WORK TO COMPLETE
Locate each line with the string "this" in the listing below and copy it.

(Raw records)
>> Start

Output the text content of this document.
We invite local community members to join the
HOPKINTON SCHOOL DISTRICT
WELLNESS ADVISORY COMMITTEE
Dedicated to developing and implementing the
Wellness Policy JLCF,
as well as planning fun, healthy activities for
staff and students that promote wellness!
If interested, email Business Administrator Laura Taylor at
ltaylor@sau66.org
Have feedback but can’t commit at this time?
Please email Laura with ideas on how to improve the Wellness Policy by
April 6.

>> End

THE RESULT
Output the text content of this document.
Have feedback but can’t commit at this time?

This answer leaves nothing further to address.